-- start of Records shown --

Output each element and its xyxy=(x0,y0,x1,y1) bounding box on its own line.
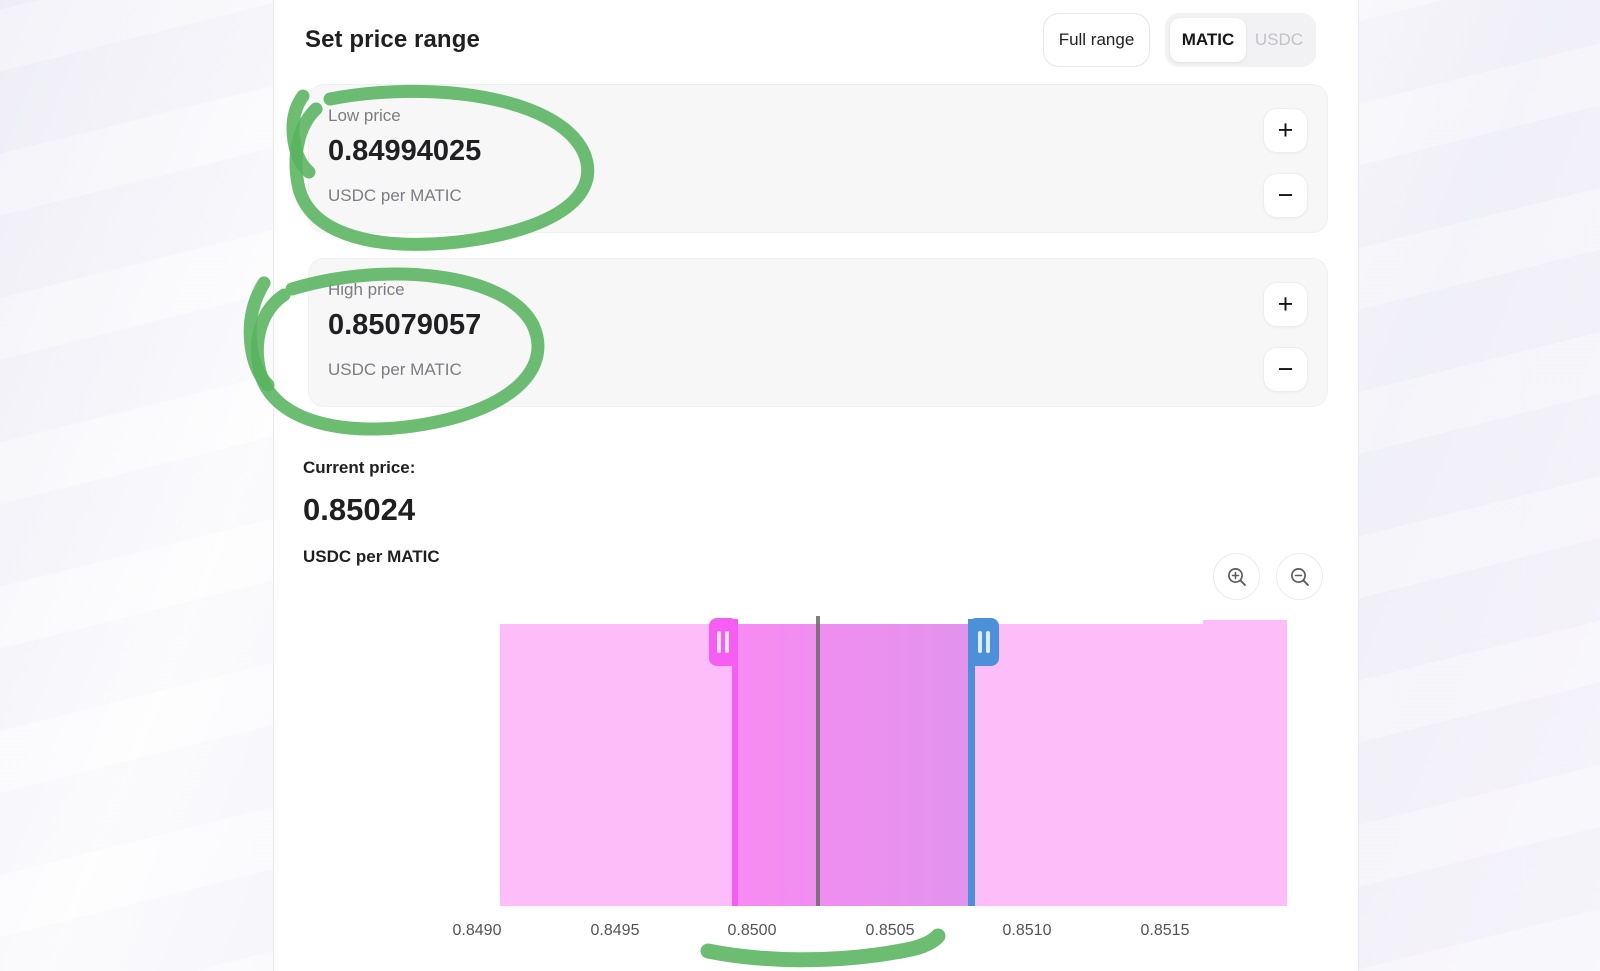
full-range-button[interactable]: Full range xyxy=(1043,13,1150,67)
high-price-label: High price xyxy=(328,280,405,299)
low-price-input[interactable]: 0.84994025 xyxy=(328,135,482,167)
high-price-increment-button[interactable]: + xyxy=(1263,282,1308,327)
high-price-input[interactable]: 0.85079057 xyxy=(328,309,482,341)
x-axis-tick: 0.8515 xyxy=(1140,922,1190,939)
x-axis-tick: 0.8500 xyxy=(727,922,777,939)
magnifier-plus-icon xyxy=(1227,567,1246,586)
current-price-line xyxy=(816,616,820,906)
low-handle-line[interactable] xyxy=(732,619,738,906)
high-range-drag-handle[interactable] xyxy=(968,618,999,666)
toggle-option-usdc[interactable]: USDC xyxy=(1254,30,1304,49)
liquidity-bar-out-of-range-tall xyxy=(1203,620,1287,906)
current-price-unit: USDC per MATIC xyxy=(303,547,440,566)
magnifier-minus-icon xyxy=(1290,567,1309,586)
high-handle-line[interactable] xyxy=(968,619,975,906)
low-price-unit: USDC per MATIC xyxy=(328,186,462,205)
grip-bar xyxy=(725,631,729,653)
low-price-decrement-button[interactable]: − xyxy=(1263,173,1308,218)
high-price-decrement-button[interactable]: − xyxy=(1263,347,1308,392)
currency-toggle: MATIC USDC xyxy=(1165,13,1316,67)
grip-bar xyxy=(978,631,982,653)
grip-bar xyxy=(986,631,990,653)
chart-zoom-out-button[interactable] xyxy=(1276,553,1323,600)
low-price-increment-button[interactable]: + xyxy=(1263,108,1308,153)
current-price-label: Current price: xyxy=(303,458,416,477)
low-price-card: Low price 0.84994025 USDC per MATIC + − xyxy=(308,84,1328,233)
chart-zoom-in-button[interactable] xyxy=(1213,553,1260,600)
grip-bar xyxy=(717,631,721,653)
x-axis-tick: 0.8490 xyxy=(452,922,502,939)
selected-range-area xyxy=(738,624,968,906)
low-price-label: Low price xyxy=(328,106,401,125)
x-axis-tick: 0.8505 xyxy=(865,922,915,939)
high-price-card: High price 0.85079057 USDC per MATIC + − xyxy=(308,258,1328,407)
low-range-drag-handle[interactable] xyxy=(709,618,738,666)
page-title: Set price range xyxy=(305,26,480,53)
toggle-option-matic[interactable]: MATIC xyxy=(1170,18,1246,62)
high-price-unit: USDC per MATIC xyxy=(328,360,462,379)
x-axis-tick: 0.8495 xyxy=(590,922,640,939)
current-price-value: 0.85024 xyxy=(303,492,416,527)
x-axis-tick: 0.8510 xyxy=(1002,922,1052,939)
annotation-circle-high-price-tail xyxy=(243,276,275,392)
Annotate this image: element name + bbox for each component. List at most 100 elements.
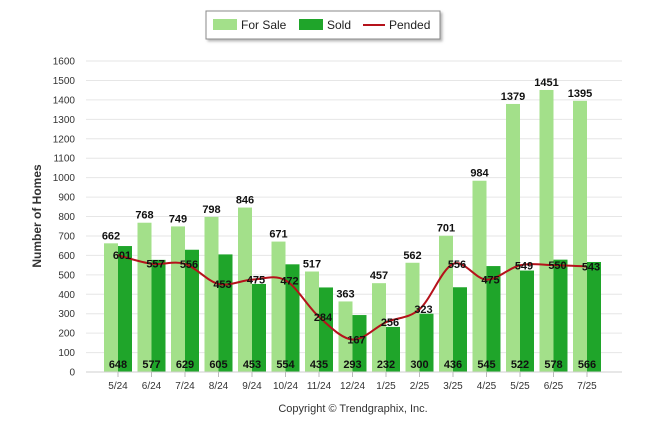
y-tick-label: 1400: [53, 95, 76, 106]
for-sale-value-label: 701: [437, 223, 455, 235]
copyright-text: Copyright © Trendgraphix, Inc.: [278, 403, 427, 415]
legend-swatch-sold: [299, 19, 323, 30]
pended-value-label: 475: [481, 275, 499, 287]
y-tick-label: 800: [58, 212, 75, 223]
y-tick-label: 1600: [53, 57, 76, 68]
pended-value-label: 256: [381, 317, 399, 329]
y-tick-label: 1300: [53, 115, 76, 126]
sold-value-label: 566: [578, 359, 596, 371]
x-tick-label: 3/25: [443, 381, 463, 392]
y-tick-label: 900: [58, 193, 75, 204]
legend-label-sold: Sold: [327, 18, 351, 32]
sold-value-label: 293: [343, 359, 361, 371]
pended-value-label: 601: [113, 250, 131, 262]
for-sale-value-label: 457: [370, 270, 388, 282]
for-sale-value-label: 984: [470, 168, 489, 180]
pended-value-label: 556: [180, 259, 198, 271]
pended-value-label: 556: [448, 259, 466, 271]
x-tick-label: 6/24: [142, 381, 162, 392]
sold-value-label: 453: [243, 359, 261, 371]
x-tick-label: 7/24: [175, 381, 195, 392]
pended-line-layer: [117, 254, 588, 341]
x-tick-label: 12/24: [340, 381, 365, 392]
sold-bar: [352, 315, 367, 372]
sold-bar: [553, 259, 568, 372]
sold-value-label: 300: [410, 359, 428, 371]
x-tick-label: 10/24: [273, 381, 298, 392]
x-tick-label: 9/24: [242, 381, 262, 392]
pended-value-label: 284: [314, 312, 333, 324]
x-tick-label: 7/25: [577, 381, 597, 392]
for-sale-value-label: 749: [169, 213, 187, 225]
for-sale-bar: [539, 89, 554, 372]
sold-bar: [419, 313, 434, 372]
for-sale-bar: [171, 226, 185, 372]
y-tick-label: 1100: [53, 154, 75, 165]
y-tick-label: 0: [69, 368, 75, 379]
for-sale-bar: [439, 235, 453, 372]
pended-value-label: 323: [414, 304, 432, 316]
for-sale-value-label: 768: [135, 210, 153, 222]
sold-bar: [151, 259, 166, 372]
sold-value-label: 232: [377, 359, 395, 371]
pended-value-label: 475: [247, 275, 265, 287]
sold-bar: [520, 270, 534, 372]
sold-value-label: 436: [444, 359, 462, 371]
pended-line: [117, 254, 588, 341]
axis-layer: 0 100 200 300 400 500 600 700 800 900 1000 1100 1200…: [53, 57, 622, 392]
sold-bar: [587, 261, 601, 372]
sold-value-label: 522: [511, 359, 529, 371]
for-sale-bar: [238, 207, 252, 372]
y-tick-label: 1200: [53, 134, 76, 145]
legend: For Sale Sold Pended: [205, 10, 441, 40]
sold-value-label: 605: [209, 359, 227, 371]
value-labels-layer: 662 601 648 768 557 577 749 556 629 798 453 605 846 4…: [102, 77, 600, 371]
sold-value-label: 629: [176, 359, 194, 371]
for-sale-bar: [204, 216, 219, 372]
for-sale-bar: [305, 271, 319, 372]
sold-bar: [252, 283, 266, 372]
pended-value-label: 543: [582, 261, 600, 273]
x-tick-label: 6/25: [544, 381, 564, 392]
x-tick-label: 4/25: [477, 381, 497, 392]
sold-value-label: 578: [544, 359, 562, 371]
for-sale-bar: [573, 100, 587, 373]
for-sale-value-label: 1451: [534, 77, 558, 89]
legend-swatch-for-sale: [213, 19, 237, 30]
y-axis-title: Number of Homes: [30, 164, 44, 268]
bars-layer: [104, 89, 601, 373]
sold-value-label: 554: [276, 359, 295, 371]
y-tick-label: 200: [58, 329, 75, 340]
sold-bar: [185, 249, 199, 372]
y-tick-label: 1000: [53, 173, 76, 184]
for-sale-bar: [104, 243, 118, 372]
for-sale-value-label: 363: [336, 288, 354, 300]
y-tick-label: 300: [58, 309, 75, 320]
sold-bar: [486, 266, 501, 372]
for-sale-bar: [506, 103, 520, 372]
for-sale-value-label: 562: [403, 250, 421, 262]
x-tick-label: 2/25: [410, 381, 430, 392]
x-tick-label: 5/24: [108, 381, 128, 392]
pended-value-label: 557: [146, 259, 164, 271]
pended-value-label: 549: [515, 260, 533, 272]
for-sale-value-label: 662: [102, 230, 120, 242]
sold-value-label: 577: [142, 359, 160, 371]
x-tick-label: 5/25: [510, 381, 530, 392]
sold-value-label: 435: [310, 359, 328, 371]
x-tick-label: 1/25: [376, 381, 396, 392]
sold-bar: [319, 287, 333, 372]
y-tick-label: 100: [58, 348, 75, 359]
y-tick-label: 600: [58, 251, 75, 262]
pended-value-label: 472: [280, 275, 298, 287]
pended-value-label: 453: [213, 279, 231, 291]
for-sale-bar: [271, 241, 286, 372]
for-sale-bar: [372, 283, 386, 372]
legend-label-pended: Pended: [389, 18, 430, 32]
for-sale-value-label: 517: [303, 259, 321, 271]
y-tick-label: 700: [58, 231, 75, 242]
for-sale-value-label: 671: [269, 229, 287, 241]
for-sale-bar: [405, 262, 420, 372]
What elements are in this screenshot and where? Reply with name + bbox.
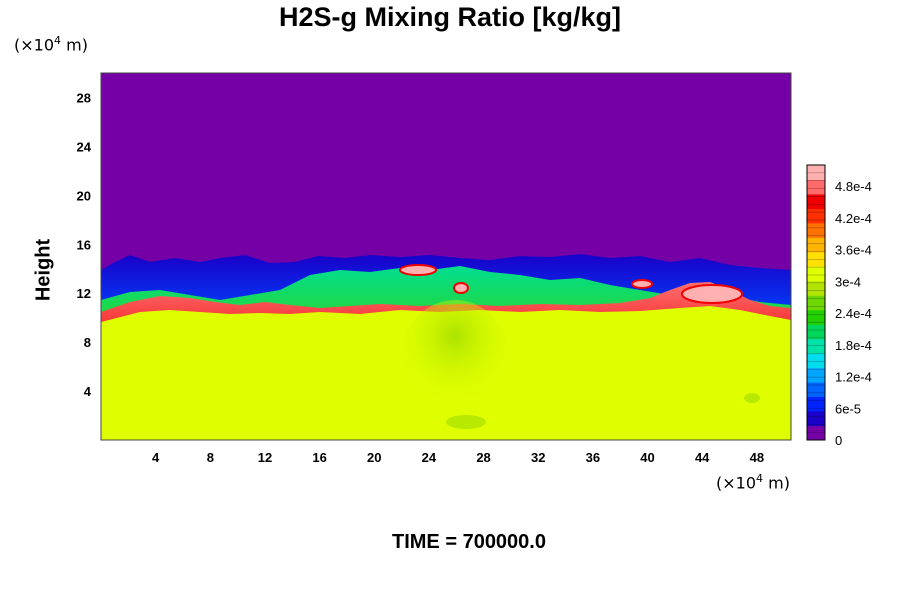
chart-title: H2S-g Mixing Ratio [kg/kg] (278, 2, 621, 32)
colorbar-swatch (807, 411, 825, 427)
colorbar-tick-label: 4.2e-4 (835, 211, 872, 226)
colorbar-swatch (807, 193, 825, 209)
speck-48 (744, 393, 760, 403)
y-tick-label: 12 (77, 286, 91, 301)
colorbar-swatch (807, 353, 825, 369)
x-tick-label: 4 (152, 450, 160, 465)
colorbar-swatch (807, 251, 825, 267)
x-tick-label: 40 (640, 450, 654, 465)
colorbar-swatch (807, 165, 825, 180)
x-tick-label: 8 (207, 450, 214, 465)
colorbar-tick-label: 6e-5 (835, 401, 861, 416)
y-tick-label: 20 (77, 188, 91, 203)
plot-frame (100, 72, 792, 441)
hot-spot-40 (631, 279, 653, 289)
colorbar-tick-label: 3e-4 (835, 274, 861, 289)
colorbar-swatch (807, 179, 825, 195)
colorbar-swatch (807, 266, 825, 282)
colorbar-tick-label: 1.8e-4 (835, 338, 872, 353)
colorbar-swatch (807, 338, 825, 354)
colorbar-swatch (807, 309, 825, 325)
hot-spot-27 (453, 282, 469, 294)
plume (400, 300, 510, 420)
y-tick-label: 28 (77, 90, 91, 105)
colorbar-tick-label: 1.2e-4 (835, 370, 872, 385)
hot-spot-24 (399, 264, 437, 276)
colorbar-swatch (807, 237, 825, 253)
x-axis-unit: (×104 m) (716, 472, 790, 493)
plume-base (446, 415, 486, 429)
x-tick-label: 44 (695, 450, 710, 465)
y-axis-unit: (×104 m) (14, 34, 88, 55)
colorbar-swatch (807, 396, 825, 412)
colorbar-swatch (807, 324, 825, 340)
y-tick-label: 4 (84, 384, 92, 399)
x-tick-label: 48 (750, 450, 764, 465)
colorbar-tick-label: 3.6e-4 (835, 243, 872, 258)
colorbar-tick-label: 4.8e-4 (835, 179, 872, 194)
colorbar-tick-label: 2.4e-4 (835, 306, 872, 321)
y-tick-label: 8 (84, 335, 91, 350)
y-axis-ticks: 4 8 12 16 20 24 28 (77, 90, 92, 399)
x-tick-label: 20 (367, 450, 381, 465)
hot-spot-44 (681, 284, 743, 304)
colorbar-swatch (807, 367, 825, 383)
colorbar-frame (806, 164, 826, 441)
x-tick-label: 12 (258, 450, 272, 465)
x-tick-label: 36 (586, 450, 600, 465)
colorbar-swatch (807, 425, 825, 441)
colorbar-swatch (807, 208, 825, 224)
colorbar-swatch (807, 382, 825, 398)
x-tick-label: 24 (422, 450, 437, 465)
x-tick-label: 28 (476, 450, 490, 465)
x-tick-label: 16 (312, 450, 326, 465)
colorbar: 0 6e-5 1.2e-4 1.8e-4 2.4e-4 3e-4 3.6e-4 4.2e-4 4… (806, 164, 872, 448)
y-tick-label: 16 (77, 237, 91, 252)
x-axis-ticks: 4 8 12 16 20 24 28 32 36 40 44 48 (152, 450, 764, 465)
colorbar-swatch (807, 280, 825, 296)
plot-area (101, 73, 791, 440)
colorbar-swatch (807, 222, 825, 238)
time-label: TIME = 700000.0 (392, 531, 546, 553)
y-tick-label: 24 (77, 139, 92, 154)
colorbar-swatch (807, 295, 825, 311)
colorbar-tick-label: 0 (835, 433, 842, 448)
x-tick-label: 32 (531, 450, 545, 465)
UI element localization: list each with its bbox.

-- end of Records shown --

- [Objective] Copy the rows above word for word, everything from the line containing "full-range-button[interactable]: Full range" down to the line containing "magnifier-plus-icon xyxy=(1227,567,1246,586)", both ends included.

- [Output]
full-range-button[interactable]: Full range xyxy=(1043,13,1150,67)
high-price-label: High price xyxy=(328,280,405,299)
low-price-input[interactable]: 0.84994025 xyxy=(328,135,482,167)
high-price-increment-button[interactable]: + xyxy=(1263,282,1308,327)
high-price-input[interactable]: 0.85079057 xyxy=(328,309,482,341)
x-axis-tick: 0.8515 xyxy=(1140,922,1190,939)
x-axis-tick: 0.8500 xyxy=(727,922,777,939)
magnifier-plus-icon xyxy=(1227,567,1246,586)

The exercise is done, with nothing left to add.